- AIM OF THE TASK -
Out of the lines below, please list those that hold the string "triển".

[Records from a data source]
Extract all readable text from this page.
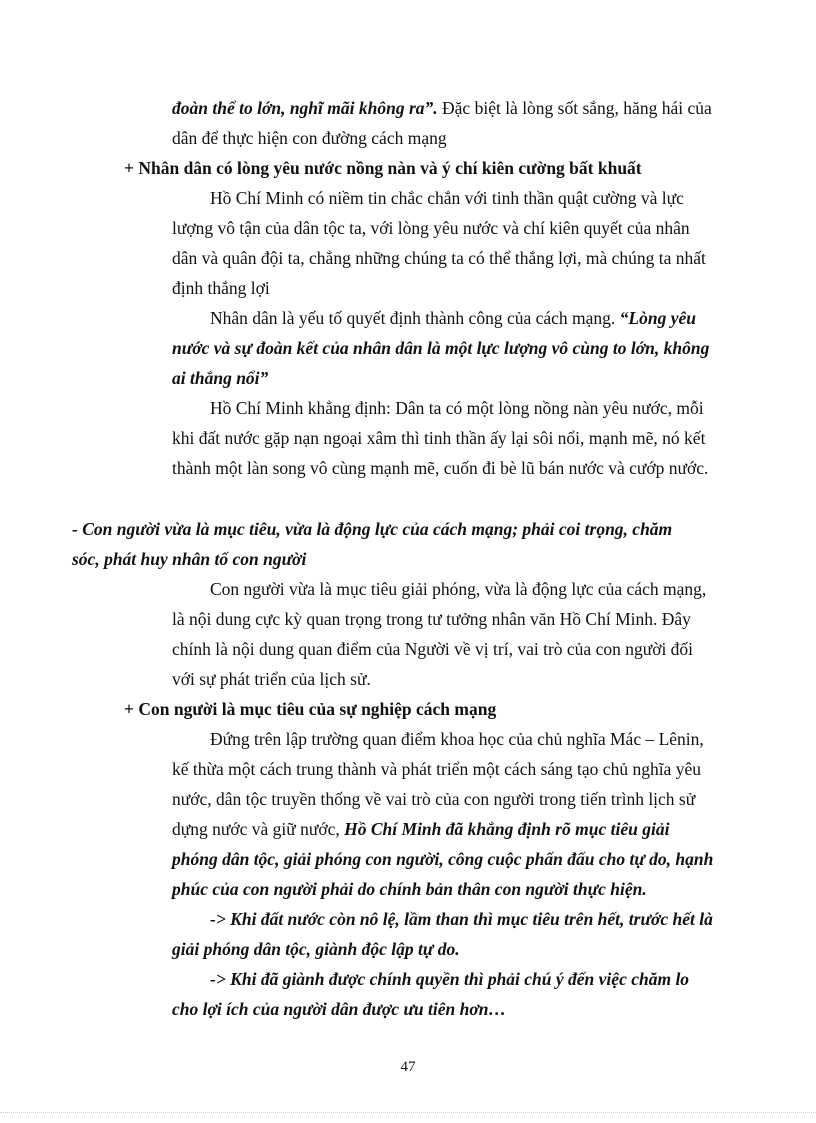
đoàn thể to lớn, nghĩ mãi không ra”. Đặc biệt là lòng sốt sắng, hăng hái của
dân để thực hiện con đường cách mạng
+ Nhân dân có lòng yêu nước nồng nàn và ý chí kiên cường bất khuất
Hồ Chí Minh có niềm tin chắc chắn với tinh thần quật cường và lực
lượng vô tận của dân tộc ta, với lòng yêu nước và chí kiên quyết của nhân
dân và quân đội ta, chẳng những chúng ta có thể thắng lợi, mà chúng ta nhất
định thắng lợi
Nhân dân là yếu tố quyết định thành công của cách mạng. “Lòng yêu
nước và sự đoàn kết của nhân dân là một lực lượng vô cùng to lớn, không
ai thắng nổi”
Hồ Chí Minh khẳng định: Dân ta có một lòng nồng nàn yêu nước, mỗi
khi đất nước gặp nạn ngoại xâm thì tinh thần ấy lại sôi nổi, mạnh mẽ, nó kết
thành một làn song vô cùng mạnh mẽ, cuốn đi bè lũ bán nước và cướp nước.
- Con người vừa là mục tiêu, vừa là động lực của cách mạng; phải coi trọng, chăm
sóc, phát huy nhân tố con người
Con người vừa là mục tiêu giải phóng, vừa là động lực của cách mạng,
là nội dung cực kỳ quan trọng trong tư tưởng nhân văn Hồ Chí Minh. Đây
chính là nội dung quan điểm của Người về vị trí, vai trò của con người đối
với sự phát triển của lịch sử.
+ Con người là mục tiêu của sự nghiệp cách mạng
Đứng trên lập trường quan điểm khoa học của chủ nghĩa Mác – Lênin,
kế thừa một cách trung thành và phát triển một cách sáng tạo chủ nghĩa yêu
nước, dân tộc truyền thống về vai trò của con người trong tiến trình lịch sử
dựng nước và giữ nước, Hồ Chí Minh đã khẳng định rõ mục tiêu giải
phóng dân tộc, giải phóng con người, công cuộc phấn đấu cho tự do, hạnh
phúc của con người phải do chính bản thân con người thực hiện.
-> Khi đất nước còn nô lệ, lầm than thì mục tiêu trên hết, trước hết là
giải phóng dân tộc, giành độc lập tự do.
-> Khi đã giành được chính quyền thì phải chú ý đến việc chăm lo
cho lợi ích của người dân được ưu tiên hơn…
47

- WRITTEN SOLUTION -
với sự phát triển của lịch sử.
kế thừa một cách trung thành và phát triển một cách sáng tạo chủ nghĩa yêu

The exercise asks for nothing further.